* [WHAT IS ASKED]:
In the records below, find each line containing the word "если" and copy it.
___ DATASET EXTRACT ___
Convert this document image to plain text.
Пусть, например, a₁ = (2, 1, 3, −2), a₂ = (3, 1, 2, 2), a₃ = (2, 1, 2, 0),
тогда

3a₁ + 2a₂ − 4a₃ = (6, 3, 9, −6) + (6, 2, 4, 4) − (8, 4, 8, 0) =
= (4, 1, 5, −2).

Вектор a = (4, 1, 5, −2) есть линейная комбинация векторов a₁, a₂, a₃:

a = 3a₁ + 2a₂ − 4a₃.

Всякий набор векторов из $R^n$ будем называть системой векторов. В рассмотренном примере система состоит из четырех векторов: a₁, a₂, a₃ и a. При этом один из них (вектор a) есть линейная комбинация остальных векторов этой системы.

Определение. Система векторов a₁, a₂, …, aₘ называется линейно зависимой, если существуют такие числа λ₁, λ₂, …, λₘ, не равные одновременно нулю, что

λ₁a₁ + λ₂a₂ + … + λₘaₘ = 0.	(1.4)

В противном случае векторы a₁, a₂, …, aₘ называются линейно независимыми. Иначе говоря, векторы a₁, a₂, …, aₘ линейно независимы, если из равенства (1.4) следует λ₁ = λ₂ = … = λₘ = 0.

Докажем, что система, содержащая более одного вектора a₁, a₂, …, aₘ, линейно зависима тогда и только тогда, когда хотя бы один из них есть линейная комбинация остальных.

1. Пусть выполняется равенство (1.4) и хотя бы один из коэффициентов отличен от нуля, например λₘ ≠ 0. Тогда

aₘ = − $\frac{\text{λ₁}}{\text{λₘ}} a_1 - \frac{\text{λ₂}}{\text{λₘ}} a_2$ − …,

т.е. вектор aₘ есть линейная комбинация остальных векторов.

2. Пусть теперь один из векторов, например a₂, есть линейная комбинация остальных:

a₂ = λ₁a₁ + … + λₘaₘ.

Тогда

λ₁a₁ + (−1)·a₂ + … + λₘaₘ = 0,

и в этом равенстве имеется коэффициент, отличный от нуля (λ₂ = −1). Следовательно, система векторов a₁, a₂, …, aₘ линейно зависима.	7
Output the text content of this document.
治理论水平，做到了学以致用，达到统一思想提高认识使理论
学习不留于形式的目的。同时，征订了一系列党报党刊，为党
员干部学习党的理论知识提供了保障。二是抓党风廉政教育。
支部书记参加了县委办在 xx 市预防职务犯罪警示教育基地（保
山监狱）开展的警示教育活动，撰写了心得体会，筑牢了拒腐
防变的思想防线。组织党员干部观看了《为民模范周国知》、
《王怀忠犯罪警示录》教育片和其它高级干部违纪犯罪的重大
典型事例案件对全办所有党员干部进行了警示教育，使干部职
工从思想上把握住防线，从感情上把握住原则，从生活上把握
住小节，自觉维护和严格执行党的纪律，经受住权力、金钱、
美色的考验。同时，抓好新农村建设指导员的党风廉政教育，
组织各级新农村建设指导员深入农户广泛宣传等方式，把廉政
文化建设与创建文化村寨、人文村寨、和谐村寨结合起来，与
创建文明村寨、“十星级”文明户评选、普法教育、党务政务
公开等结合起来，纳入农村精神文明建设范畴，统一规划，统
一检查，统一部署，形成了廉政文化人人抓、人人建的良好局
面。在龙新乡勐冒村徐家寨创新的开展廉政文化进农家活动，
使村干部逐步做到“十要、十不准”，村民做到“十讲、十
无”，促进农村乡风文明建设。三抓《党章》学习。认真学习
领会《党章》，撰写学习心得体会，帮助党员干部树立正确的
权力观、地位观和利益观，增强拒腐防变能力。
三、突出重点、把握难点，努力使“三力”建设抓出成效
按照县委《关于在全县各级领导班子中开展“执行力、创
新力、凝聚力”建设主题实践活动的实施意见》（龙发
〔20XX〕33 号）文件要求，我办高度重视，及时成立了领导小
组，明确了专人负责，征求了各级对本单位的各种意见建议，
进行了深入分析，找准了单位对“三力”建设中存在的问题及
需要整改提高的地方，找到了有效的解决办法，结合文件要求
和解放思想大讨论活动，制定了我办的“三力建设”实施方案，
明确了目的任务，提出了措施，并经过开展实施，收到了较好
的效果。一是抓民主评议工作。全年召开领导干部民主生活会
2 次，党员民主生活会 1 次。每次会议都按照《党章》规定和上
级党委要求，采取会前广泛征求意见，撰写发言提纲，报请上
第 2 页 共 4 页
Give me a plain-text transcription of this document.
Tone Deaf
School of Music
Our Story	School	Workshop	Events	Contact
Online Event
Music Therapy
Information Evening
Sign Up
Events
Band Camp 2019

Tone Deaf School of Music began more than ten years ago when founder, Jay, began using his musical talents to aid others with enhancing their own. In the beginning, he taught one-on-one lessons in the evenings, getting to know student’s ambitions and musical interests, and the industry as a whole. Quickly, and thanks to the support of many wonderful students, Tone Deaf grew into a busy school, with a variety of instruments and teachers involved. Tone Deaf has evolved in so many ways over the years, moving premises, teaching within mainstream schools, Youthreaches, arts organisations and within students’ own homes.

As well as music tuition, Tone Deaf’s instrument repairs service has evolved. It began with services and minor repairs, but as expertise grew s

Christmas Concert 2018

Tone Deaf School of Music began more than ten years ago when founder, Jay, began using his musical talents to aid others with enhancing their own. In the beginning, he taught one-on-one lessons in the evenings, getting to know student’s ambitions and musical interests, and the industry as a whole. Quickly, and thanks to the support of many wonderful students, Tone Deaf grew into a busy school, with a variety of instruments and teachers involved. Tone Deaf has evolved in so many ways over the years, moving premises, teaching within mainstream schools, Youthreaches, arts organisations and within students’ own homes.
___
* [SOLUTION TO THE PROBLEM]:
Определение. Система векторов a₁, a₂, …, aₘ называется линейно зависимой, если существуют такие числа λ₁, λ₂, …, λₘ, не равные одновременно нулю, что
В противном случае векторы a₁, a₂, …, aₘ называются линейно независимыми. Иначе говоря, векторы a₁, a₂, …, aₘ линейно независимы, если из равенства (1.4) следует λ₁ = λ₂ = … = λₘ = 0.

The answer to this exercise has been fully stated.